▶ _Goal_
Repeat every line below exactly as it reads.
═════ Data for processing
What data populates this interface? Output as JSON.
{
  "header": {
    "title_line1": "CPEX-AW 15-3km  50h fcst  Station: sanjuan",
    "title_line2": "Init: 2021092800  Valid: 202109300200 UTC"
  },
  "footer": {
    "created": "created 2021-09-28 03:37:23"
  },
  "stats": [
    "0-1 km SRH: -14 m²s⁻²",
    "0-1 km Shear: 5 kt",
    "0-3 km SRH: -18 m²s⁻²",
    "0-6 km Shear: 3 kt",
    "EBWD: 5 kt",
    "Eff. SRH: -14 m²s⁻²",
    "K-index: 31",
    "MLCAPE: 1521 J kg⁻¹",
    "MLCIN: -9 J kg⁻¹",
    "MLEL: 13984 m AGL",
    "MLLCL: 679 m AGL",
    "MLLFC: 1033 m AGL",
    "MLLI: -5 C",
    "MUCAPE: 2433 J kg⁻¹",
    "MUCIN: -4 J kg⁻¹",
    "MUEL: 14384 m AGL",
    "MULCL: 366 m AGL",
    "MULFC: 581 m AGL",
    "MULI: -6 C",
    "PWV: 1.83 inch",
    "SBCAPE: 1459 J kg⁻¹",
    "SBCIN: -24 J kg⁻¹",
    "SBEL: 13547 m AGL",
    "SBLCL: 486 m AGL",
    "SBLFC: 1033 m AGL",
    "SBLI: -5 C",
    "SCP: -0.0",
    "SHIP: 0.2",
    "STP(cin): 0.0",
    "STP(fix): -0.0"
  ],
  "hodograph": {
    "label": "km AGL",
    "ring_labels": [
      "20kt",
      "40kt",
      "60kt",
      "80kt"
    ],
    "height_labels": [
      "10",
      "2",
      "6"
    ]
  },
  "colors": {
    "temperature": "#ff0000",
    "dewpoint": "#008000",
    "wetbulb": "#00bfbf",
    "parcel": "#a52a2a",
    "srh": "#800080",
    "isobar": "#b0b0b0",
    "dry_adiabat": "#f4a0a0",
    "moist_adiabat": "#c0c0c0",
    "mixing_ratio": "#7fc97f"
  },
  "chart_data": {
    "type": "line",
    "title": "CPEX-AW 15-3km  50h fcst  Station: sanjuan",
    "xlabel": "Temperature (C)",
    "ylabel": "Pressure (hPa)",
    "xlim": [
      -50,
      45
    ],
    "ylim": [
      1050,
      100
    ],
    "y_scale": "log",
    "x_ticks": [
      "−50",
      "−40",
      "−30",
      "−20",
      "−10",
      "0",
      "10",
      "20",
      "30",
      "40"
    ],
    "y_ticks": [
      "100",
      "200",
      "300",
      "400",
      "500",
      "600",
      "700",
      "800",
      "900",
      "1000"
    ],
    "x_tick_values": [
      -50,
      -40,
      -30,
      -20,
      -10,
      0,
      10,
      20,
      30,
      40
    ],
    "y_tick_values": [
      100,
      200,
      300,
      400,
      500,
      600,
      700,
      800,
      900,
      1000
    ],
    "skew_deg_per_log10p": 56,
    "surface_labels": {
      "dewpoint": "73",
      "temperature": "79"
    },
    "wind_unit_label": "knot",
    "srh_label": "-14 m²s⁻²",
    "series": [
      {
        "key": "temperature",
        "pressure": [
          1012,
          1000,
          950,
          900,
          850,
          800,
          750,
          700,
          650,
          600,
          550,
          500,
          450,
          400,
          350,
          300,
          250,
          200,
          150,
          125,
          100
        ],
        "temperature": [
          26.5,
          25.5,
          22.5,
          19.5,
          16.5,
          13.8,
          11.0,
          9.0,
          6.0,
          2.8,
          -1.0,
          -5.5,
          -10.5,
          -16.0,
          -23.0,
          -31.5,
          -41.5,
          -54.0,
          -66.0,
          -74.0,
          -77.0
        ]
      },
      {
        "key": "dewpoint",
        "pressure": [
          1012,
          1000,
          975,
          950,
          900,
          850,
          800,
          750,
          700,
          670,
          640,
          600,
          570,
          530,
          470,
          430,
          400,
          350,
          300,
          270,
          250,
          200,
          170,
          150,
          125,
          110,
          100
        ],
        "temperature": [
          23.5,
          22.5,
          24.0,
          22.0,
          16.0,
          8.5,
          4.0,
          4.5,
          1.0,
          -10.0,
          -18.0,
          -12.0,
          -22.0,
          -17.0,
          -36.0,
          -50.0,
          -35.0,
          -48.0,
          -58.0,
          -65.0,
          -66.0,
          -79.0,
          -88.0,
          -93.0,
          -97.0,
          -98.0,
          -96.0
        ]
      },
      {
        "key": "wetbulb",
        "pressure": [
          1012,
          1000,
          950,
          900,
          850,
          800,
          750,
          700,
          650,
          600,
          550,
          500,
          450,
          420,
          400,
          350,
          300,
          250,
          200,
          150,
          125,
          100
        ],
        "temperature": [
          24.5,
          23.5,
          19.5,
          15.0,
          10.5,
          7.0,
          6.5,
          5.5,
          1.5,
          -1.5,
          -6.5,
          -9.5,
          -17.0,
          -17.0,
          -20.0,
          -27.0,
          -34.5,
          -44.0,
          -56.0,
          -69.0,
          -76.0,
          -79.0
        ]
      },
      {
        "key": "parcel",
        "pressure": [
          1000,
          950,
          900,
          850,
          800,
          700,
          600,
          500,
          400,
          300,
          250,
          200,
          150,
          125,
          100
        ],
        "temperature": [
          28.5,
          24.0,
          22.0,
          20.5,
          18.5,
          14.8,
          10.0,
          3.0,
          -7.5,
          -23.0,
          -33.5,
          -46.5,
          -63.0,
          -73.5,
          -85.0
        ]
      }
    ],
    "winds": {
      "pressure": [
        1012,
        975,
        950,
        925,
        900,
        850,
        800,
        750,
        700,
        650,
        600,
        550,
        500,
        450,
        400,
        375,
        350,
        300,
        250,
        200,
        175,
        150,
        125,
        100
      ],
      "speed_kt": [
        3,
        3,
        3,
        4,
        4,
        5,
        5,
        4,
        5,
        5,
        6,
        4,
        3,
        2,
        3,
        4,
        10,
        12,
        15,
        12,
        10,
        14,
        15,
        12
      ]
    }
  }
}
══════════
▶ _Solution below_
What data populates this interface? Output as JSON.
{
  "header": {
    "title_line1": "CPEX-AW 15-3km  50h fcst  Station: sanjuan",
    "title_line2": "Init: 2021092800  Valid: 202109300200 UTC"
  },
  "footer": {
    "created": "created 2021-09-28 03:37:23"
  },
  "stats": [
    "0-1 km SRH: -14 m²s⁻²",
    "0-1 km Shear: 5 kt",
    "0-3 km SRH: -18 m²s⁻²",
    "0-6 km Shear: 3 kt",
    "EBWD: 5 kt",
    "Eff. SRH: -14 m²s⁻²",
    "K-index: 31",
    "MLCAPE: 1521 J kg⁻¹",
    "MLCIN: -9 J kg⁻¹",
    "MLEL: 13984 m AGL",
    "MLLCL: 679 m AGL",
    "MLLFC: 1033 m AGL",
    "MLLI: -5 C",
    "MUCAPE: 2433 J kg⁻¹",
    "MUCIN: -4 J kg⁻¹",
    "MUEL: 14384 m AGL",
    "MULCL: 366 m AGL",
    "MULFC: 581 m AGL",
    "MULI: -6 C",
    "PWV: 1.83 inch",
    "SBCAPE: 1459 J kg⁻¹",
    "SBCIN: -24 J kg⁻¹",
    "SBEL: 13547 m AGL",
    "SBLCL: 486 m AGL",
    "SBLFC: 1033 m AGL",
    "SBLI: -5 C",
    "SCP: -0.0",
    "SHIP: 0.2",
    "STP(cin): 0.0",
    "STP(fix): -0.0"
  ],
  "hodograph": {
    "label": "km AGL",
    "ring_labels": [
      "20kt",
      "40kt",
      "60kt",
      "80kt"
    ],
    "height_labels": [
      "10",
      "2",
      "6"
    ]
  },
  "colors": {
    "temperature": "#ff0000",
    "dewpoint": "#008000",
    "wetbulb": "#00bfbf",
    "parcel": "#a52a2a",
    "srh": "#800080",
    "isobar": "#b0b0b0",
    "dry_adiabat": "#f4a0a0",
    "moist_adiabat": "#c0c0c0",
    "mixing_ratio": "#7fc97f"
  },
  "chart_data": {
    "type": "line",
    "title": "CPEX-AW 15-3km  50h fcst  Station: sanjuan",
    "xlabel": "Temperature (C)",
    "ylabel": "Pressure (hPa)",
    "xlim": [
      -50,
      45
    ],
    "ylim": [
      1050,
      100
    ],
    "y_scale": "log",
    "x_ticks": [
      "−50",
      "−40",
      "−30",
      "−20",
      "−10",
      "0",
      "10",
      "20",
      "30",
      "40"
    ],
    "y_ticks": [
      "100",
      "200",
      "300",
      "400",
      "500",
      "600",
      "700",
      "800",
      "900",
      "1000"
    ],
    "x_tick_values": [
      -50,
      -40,
      -30,
      -20,
      -10,
      0,
      10,
      20,
      30,
      40
    ],
    "y_tick_values": [
      100,
      200,
      300,
      400,
      500,
      600,
      700,
      800,
      900,
      1000
    ],
    "skew_deg_per_log10p": 56,
    "surface_labels": {
      "dewpoint": "73",
      "temperature": "79"
    },
    "wind_unit_label": "knot",
    "srh_label": "-14 m²s⁻²",
    "series": [
      {
        "key": "temperature",
        "pressure": [
          1012,
          1000,
          950,
          900,
          850,
          800,
          750,
          700,
          650,
          600,
          550,
          500,
          450,
          400,
          350,
          300,
          250,
          200,
          150,
          125,
          100
        ],
        "temperature": [
          26.5,
          25.5,
          22.5,
          19.5,
          16.5,
          13.8,
          11.0,
          9.0,
          6.0,
          2.8,
          -1.0,
          -5.5,
          -10.5,
          -16.0,
          -23.0,
          -31.5,
          -41.5,
          -54.0,
          -66.0,
          -74.0,
          -77.0
        ]
      },
      {
        "key": "dewpoint",
        "pressure": [
          1012,
          1000,
          975,
          950,
          900,
          850,
          800,
          750,
          700,
          670,
          640,
          600,
          570,
          530,
          470,
          430,
          400,
          350,
          300,
          270,
          250,
          200,
          170,
          150,
          125,
          110,
          100
        ],
        "temperature": [
          23.5,
          22.5,
          24.0,
          22.0,
          16.0,
          8.5,
          4.0,
          4.5,
          1.0,
          -10.0,
          -18.0,
          -12.0,
          -22.0,
          -17.0,
          -36.0,
          -50.0,
          -35.0,
          -48.0,
          -58.0,
          -65.0,
          -66.0,
          -79.0,
          -88.0,
          -93.0,
          -97.0,
          -98.0,
          -96.0
        ]
      },
      {
        "key": "wetbulb",
        "pressure": [
          1012,
          1000,
          950,
          900,
          850,
          800,
          750,
          700,
          650,
          600,
          550,
          500,
          450,
          420,
          400,
          350,
          300,
          250,
          200,
          150,
          125,
          100
        ],
        "temperature": [
          24.5,
          23.5,
          19.5,
          15.0,
          10.5,
          7.0,
          6.5,
          5.5,
          1.5,
          -1.5,
          -6.5,
          -9.5,
          -17.0,
          -17.0,
          -20.0,
          -27.0,
          -34.5,
          -44.0,
          -56.0,
          -69.0,
          -76.0,
          -79.0
        ]
      },
      {
        "key": "parcel",
        "pressure": [
          1000,
          950,
          900,
          850,
          800,
          700,
          600,
          500,
          400,
          300,
          250,
          200,
          150,
          125,
          100
        ],
        "temperature": [
          28.5,
          24.0,
          22.0,
          20.5,
          18.5,
          14.8,
          10.0,
          3.0,
          -7.5,
          -23.0,
          -33.5,
          -46.5,
          -63.0,
          -73.5,
          -85.0
        ]
      }
    ],
    "winds": {
      "pressure": [
        1012,
        975,
        950,
        925,
        900,
        850,
        800,
        750,
        700,
        650,
        600,
        550,
        500,
        450,
        400,
        375,
        350,
        300,
        250,
        200,
        175,
        150,
        125,
        100
      ],
      "speed_kt": [
        3,
        3,
        3,
        4,
        4,
        5,
        5,
        4,
        5,
        5,
        6,
        4,
        3,
        2,
        3,
        4,
        10,
        12,
        15,
        12,
        10,
        14,
        15,
        12
      ]
    }
  }
}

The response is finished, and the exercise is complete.